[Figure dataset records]
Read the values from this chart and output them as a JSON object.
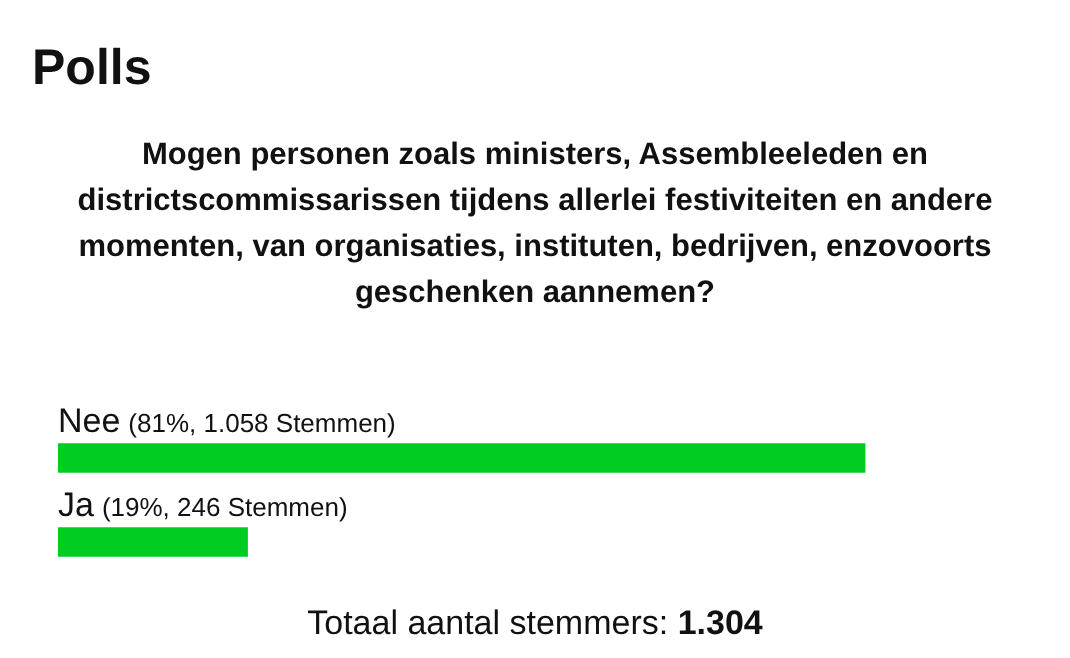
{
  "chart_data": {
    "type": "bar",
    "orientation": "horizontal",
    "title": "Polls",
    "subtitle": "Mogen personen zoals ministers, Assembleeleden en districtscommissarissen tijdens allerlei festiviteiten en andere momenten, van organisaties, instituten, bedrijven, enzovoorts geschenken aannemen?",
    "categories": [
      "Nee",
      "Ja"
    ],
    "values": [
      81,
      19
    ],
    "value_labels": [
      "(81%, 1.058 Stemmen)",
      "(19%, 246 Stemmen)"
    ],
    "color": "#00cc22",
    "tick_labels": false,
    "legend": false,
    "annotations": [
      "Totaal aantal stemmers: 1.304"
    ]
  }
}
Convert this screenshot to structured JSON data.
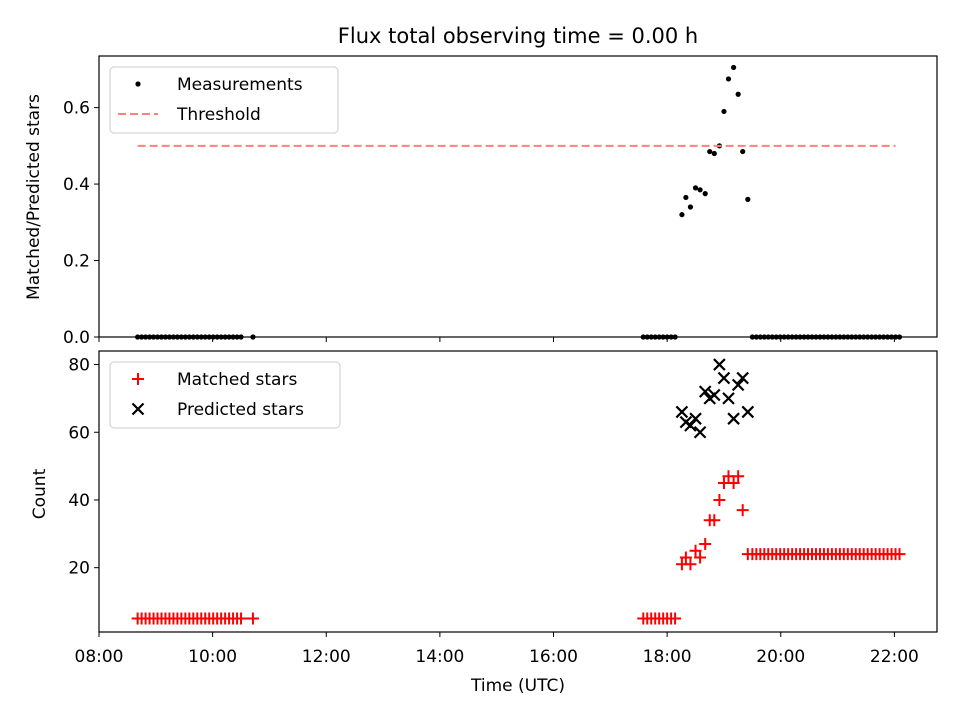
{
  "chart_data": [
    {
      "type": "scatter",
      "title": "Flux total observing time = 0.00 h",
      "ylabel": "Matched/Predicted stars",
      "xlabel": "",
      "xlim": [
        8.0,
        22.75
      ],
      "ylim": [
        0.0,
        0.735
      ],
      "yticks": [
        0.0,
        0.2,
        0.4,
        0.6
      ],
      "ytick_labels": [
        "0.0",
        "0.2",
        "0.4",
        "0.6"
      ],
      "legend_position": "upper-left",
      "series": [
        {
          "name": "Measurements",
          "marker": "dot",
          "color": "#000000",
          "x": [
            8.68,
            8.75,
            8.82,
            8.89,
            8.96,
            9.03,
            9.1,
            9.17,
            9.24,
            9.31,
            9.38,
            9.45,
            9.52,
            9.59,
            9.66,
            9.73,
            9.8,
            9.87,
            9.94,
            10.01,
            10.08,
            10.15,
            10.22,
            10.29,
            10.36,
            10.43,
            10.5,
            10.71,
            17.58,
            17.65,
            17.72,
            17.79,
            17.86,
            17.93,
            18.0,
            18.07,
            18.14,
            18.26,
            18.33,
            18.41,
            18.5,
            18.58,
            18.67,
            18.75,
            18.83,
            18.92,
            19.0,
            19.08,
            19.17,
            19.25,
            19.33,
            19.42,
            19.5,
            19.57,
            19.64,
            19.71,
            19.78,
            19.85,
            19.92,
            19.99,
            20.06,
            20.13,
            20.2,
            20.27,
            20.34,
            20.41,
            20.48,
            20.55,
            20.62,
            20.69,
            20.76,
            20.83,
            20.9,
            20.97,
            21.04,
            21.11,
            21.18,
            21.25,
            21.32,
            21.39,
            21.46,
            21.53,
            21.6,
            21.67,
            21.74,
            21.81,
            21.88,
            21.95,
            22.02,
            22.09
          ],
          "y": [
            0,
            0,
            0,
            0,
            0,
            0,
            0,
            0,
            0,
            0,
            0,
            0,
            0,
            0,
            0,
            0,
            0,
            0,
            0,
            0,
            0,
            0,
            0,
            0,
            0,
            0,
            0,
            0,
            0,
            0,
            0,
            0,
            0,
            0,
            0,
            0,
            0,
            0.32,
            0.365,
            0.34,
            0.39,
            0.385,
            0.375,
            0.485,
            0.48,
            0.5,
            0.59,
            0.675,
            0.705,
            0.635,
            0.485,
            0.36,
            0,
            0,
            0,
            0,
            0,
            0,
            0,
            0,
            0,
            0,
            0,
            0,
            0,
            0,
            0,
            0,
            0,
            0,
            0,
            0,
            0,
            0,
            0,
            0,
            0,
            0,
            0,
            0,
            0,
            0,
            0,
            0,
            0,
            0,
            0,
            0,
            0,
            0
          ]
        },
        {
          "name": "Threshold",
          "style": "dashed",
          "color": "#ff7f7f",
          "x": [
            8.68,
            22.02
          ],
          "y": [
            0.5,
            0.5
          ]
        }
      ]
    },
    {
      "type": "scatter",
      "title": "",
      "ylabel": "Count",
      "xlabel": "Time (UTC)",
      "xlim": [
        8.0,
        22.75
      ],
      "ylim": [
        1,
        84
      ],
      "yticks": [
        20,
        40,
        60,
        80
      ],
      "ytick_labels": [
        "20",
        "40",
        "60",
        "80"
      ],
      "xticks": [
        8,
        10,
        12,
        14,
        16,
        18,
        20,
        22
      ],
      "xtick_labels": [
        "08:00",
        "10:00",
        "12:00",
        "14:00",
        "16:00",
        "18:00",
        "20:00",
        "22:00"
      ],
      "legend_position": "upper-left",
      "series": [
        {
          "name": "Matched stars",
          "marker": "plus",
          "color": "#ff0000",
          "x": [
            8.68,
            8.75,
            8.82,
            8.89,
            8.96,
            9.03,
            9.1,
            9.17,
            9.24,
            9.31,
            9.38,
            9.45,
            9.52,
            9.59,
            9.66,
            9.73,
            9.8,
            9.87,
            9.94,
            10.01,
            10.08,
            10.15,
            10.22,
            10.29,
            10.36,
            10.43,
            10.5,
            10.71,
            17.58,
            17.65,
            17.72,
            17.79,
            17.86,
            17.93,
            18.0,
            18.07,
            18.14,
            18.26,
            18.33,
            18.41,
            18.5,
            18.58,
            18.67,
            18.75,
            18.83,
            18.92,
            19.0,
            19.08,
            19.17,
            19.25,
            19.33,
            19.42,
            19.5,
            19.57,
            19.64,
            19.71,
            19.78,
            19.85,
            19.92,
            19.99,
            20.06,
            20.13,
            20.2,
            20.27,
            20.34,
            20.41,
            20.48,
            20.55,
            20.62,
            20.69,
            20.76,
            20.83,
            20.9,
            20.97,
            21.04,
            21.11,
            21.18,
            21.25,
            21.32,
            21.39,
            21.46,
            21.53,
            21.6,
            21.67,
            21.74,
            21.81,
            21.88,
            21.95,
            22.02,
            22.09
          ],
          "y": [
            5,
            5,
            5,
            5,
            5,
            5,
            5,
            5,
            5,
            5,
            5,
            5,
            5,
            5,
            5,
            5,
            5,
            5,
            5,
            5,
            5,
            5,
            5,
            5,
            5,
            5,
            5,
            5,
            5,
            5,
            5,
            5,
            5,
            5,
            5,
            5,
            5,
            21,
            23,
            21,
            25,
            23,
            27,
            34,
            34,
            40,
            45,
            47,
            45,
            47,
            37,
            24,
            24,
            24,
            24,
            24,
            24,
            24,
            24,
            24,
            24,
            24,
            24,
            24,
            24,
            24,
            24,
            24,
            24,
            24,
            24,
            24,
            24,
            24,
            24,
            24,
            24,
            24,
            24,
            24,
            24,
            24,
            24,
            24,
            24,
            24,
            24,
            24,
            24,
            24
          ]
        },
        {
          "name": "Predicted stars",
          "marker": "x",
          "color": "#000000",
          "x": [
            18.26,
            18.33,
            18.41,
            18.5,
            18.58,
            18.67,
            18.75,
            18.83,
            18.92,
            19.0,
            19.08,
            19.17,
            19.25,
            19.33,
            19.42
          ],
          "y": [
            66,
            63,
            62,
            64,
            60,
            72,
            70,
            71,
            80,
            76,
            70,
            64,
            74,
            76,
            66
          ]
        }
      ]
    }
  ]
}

### GOAL
Ignore the images and quote every line of the listing exactly.

### ANSWER TO THE EXERCISE
Read the values from this chart and output them as a JSON object.
{
  "chart_data": {
    "type": "bar",
    "orientation": "horizontal",
    "title": "Polls",
    "subtitle": "Mogen personen zoals ministers, Assembleeleden en districtscommissarissen tijdens allerlei festiviteiten en andere momenten, van organisaties, instituten, bedrijven, enzovoorts geschenken aannemen?",
    "categories": [
      "Nee",
      "Ja"
    ],
    "values": [
      81,
      19
    ],
    "value_labels": [
      "(81%, 1.058 Stemmen)",
      "(19%, 246 Stemmen)"
    ],
    "color": "#00cc22",
    "tick_labels": false,
    "legend": false,
    "annotations": [
      "Totaal aantal stemmers: 1.304"
    ]
  }
}
Convert this screenshot to structured JSON data.
{
  "chart_data": [
    {
      "type": "scatter",
      "title": "Flux total observing time = 0.00 h",
      "ylabel": "Matched/Predicted stars",
      "xlabel": "",
      "xlim": [
        8.0,
        22.75
      ],
      "ylim": [
        0.0,
        0.735
      ],
      "yticks": [
        0.0,
        0.2,
        0.4,
        0.6
      ],
      "ytick_labels": [
        "0.0",
        "0.2",
        "0.4",
        "0.6"
      ],
      "legend_position": "upper-left",
      "series": [
        {
          "name": "Measurements",
          "marker": "dot",
          "color": "#000000",
          "x": [
            8.68,
            8.75,
            8.82,
            8.89,
            8.96,
            9.03,
            9.1,
            9.17,
            9.24,
            9.31,
            9.38,
            9.45,
            9.52,
            9.59,
            9.66,
            9.73,
            9.8,
            9.87,
            9.94,
            10.01,
            10.08,
            10.15,
            10.22,
            10.29,
            10.36,
            10.43,
            10.5,
            10.71,
            17.58,
            17.65,
            17.72,
            17.79,
            17.86,
            17.93,
            18.0,
            18.07,
            18.14,
            18.26,
            18.33,
            18.41,
            18.5,
            18.58,
            18.67,
            18.75,
            18.83,
            18.92,
            19.0,
            19.08,
            19.17,
            19.25,
            19.33,
            19.42,
            19.5,
            19.57,
            19.64,
            19.71,
            19.78,
            19.85,
            19.92,
            19.99,
            20.06,
            20.13,
            20.2,
            20.27,
            20.34,
            20.41,
            20.48,
            20.55,
            20.62,
            20.69,
            20.76,
            20.83,
            20.9,
            20.97,
            21.04,
            21.11,
            21.18,
            21.25,
            21.32,
            21.39,
            21.46,
            21.53,
            21.6,
            21.67,
            21.74,
            21.81,
            21.88,
            21.95,
            22.02,
            22.09
          ],
          "y": [
            0,
            0,
            0,
            0,
            0,
            0,
            0,
            0,
            0,
            0,
            0,
            0,
            0,
            0,
            0,
            0,
            0,
            0,
            0,
            0,
            0,
            0,
            0,
            0,
            0,
            0,
            0,
            0,
            0,
            0,
            0,
            0,
            0,
            0,
            0,
            0,
            0,
            0.32,
            0.365,
            0.34,
            0.39,
            0.385,
            0.375,
            0.485,
            0.48,
            0.5,
            0.59,
            0.675,
            0.705,
            0.635,
            0.485,
            0.36,
            0,
            0,
            0,
            0,
            0,
            0,
            0,
            0,
            0,
            0,
            0,
            0,
            0,
            0,
            0,
            0,
            0,
            0,
            0,
            0,
            0,
            0,
            0,
            0,
            0,
            0,
            0,
            0,
            0,
            0,
            0,
            0,
            0,
            0,
            0,
            0,
            0,
            0
          ]
        },
        {
          "name": "Threshold",
          "style": "dashed",
          "color": "#ff7f7f",
          "x": [
            8.68,
            22.02
          ],
          "y": [
            0.5,
            0.5
          ]
        }
      ]
    },
    {
      "type": "scatter",
      "title": "",
      "ylabel": "Count",
      "xlabel": "Time (UTC)",
      "xlim": [
        8.0,
        22.75
      ],
      "ylim": [
        1,
        84
      ],
      "yticks": [
        20,
        40,
        60,
        80
      ],
      "ytick_labels": [
        "20",
        "40",
        "60",
        "80"
      ],
      "xticks": [
        8,
        10,
        12,
        14,
        16,
        18,
        20,
        22
      ],
      "xtick_labels": [
        "08:00",
        "10:00",
        "12:00",
        "14:00",
        "16:00",
        "18:00",
        "20:00",
        "22:00"
      ],
      "legend_position": "upper-left",
      "series": [
        {
          "name": "Matched stars",
          "marker": "plus",
          "color": "#ff0000",
          "x": [
            8.68,
            8.75,
            8.82,
            8.89,
            8.96,
            9.03,
            9.1,
            9.17,
            9.24,
            9.31,
            9.38,
            9.45,
            9.52,
            9.59,
            9.66,
            9.73,
            9.8,
            9.87,
            9.94,
            10.01,
            10.08,
            10.15,
            10.22,
            10.29,
            10.36,
            10.43,
            10.5,
            10.71,
            17.58,
            17.65,
            17.72,
            17.79,
            17.86,
            17.93,
            18.0,
            18.07,
            18.14,
            18.26,
            18.33,
            18.41,
            18.5,
            18.58,
            18.67,
            18.75,
            18.83,
            18.92,
            19.0,
            19.08,
            19.17,
            19.25,
            19.33,
            19.42,
            19.5,
            19.57,
            19.64,
            19.71,
            19.78,
            19.85,
            19.92,
            19.99,
            20.06,
            20.13,
            20.2,
            20.27,
            20.34,
            20.41,
            20.48,
            20.55,
            20.62,
            20.69,
            20.76,
            20.83,
            20.9,
            20.97,
            21.04,
            21.11,
            21.18,
            21.25,
            21.32,
            21.39,
            21.46,
            21.53,
            21.6,
            21.67,
            21.74,
            21.81,
            21.88,
            21.95,
            22.02,
            22.09
          ],
          "y": [
            5,
            5,
            5,
            5,
            5,
            5,
            5,
            5,
            5,
            5,
            5,
            5,
            5,
            5,
            5,
            5,
            5,
            5,
            5,
            5,
            5,
            5,
            5,
            5,
            5,
            5,
            5,
            5,
            5,
            5,
            5,
            5,
            5,
            5,
            5,
            5,
            5,
            21,
            23,
            21,
            25,
            23,
            27,
            34,
            34,
            40,
            45,
            47,
            45,
            47,
            37,
            24,
            24,
            24,
            24,
            24,
            24,
            24,
            24,
            24,
            24,
            24,
            24,
            24,
            24,
            24,
            24,
            24,
            24,
            24,
            24,
            24,
            24,
            24,
            24,
            24,
            24,
            24,
            24,
            24,
            24,
            24,
            24,
            24,
            24,
            24,
            24,
            24,
            24,
            24
          ]
        },
        {
          "name": "Predicted stars",
          "marker": "x",
          "color": "#000000",
          "x": [
            18.26,
            18.33,
            18.41,
            18.5,
            18.58,
            18.67,
            18.75,
            18.83,
            18.92,
            19.0,
            19.08,
            19.17,
            19.25,
            19.33,
            19.42
          ],
          "y": [
            66,
            63,
            62,
            64,
            60,
            72,
            70,
            71,
            80,
            76,
            70,
            64,
            74,
            76,
            66
          ]
        }
      ]
    }
  ]
}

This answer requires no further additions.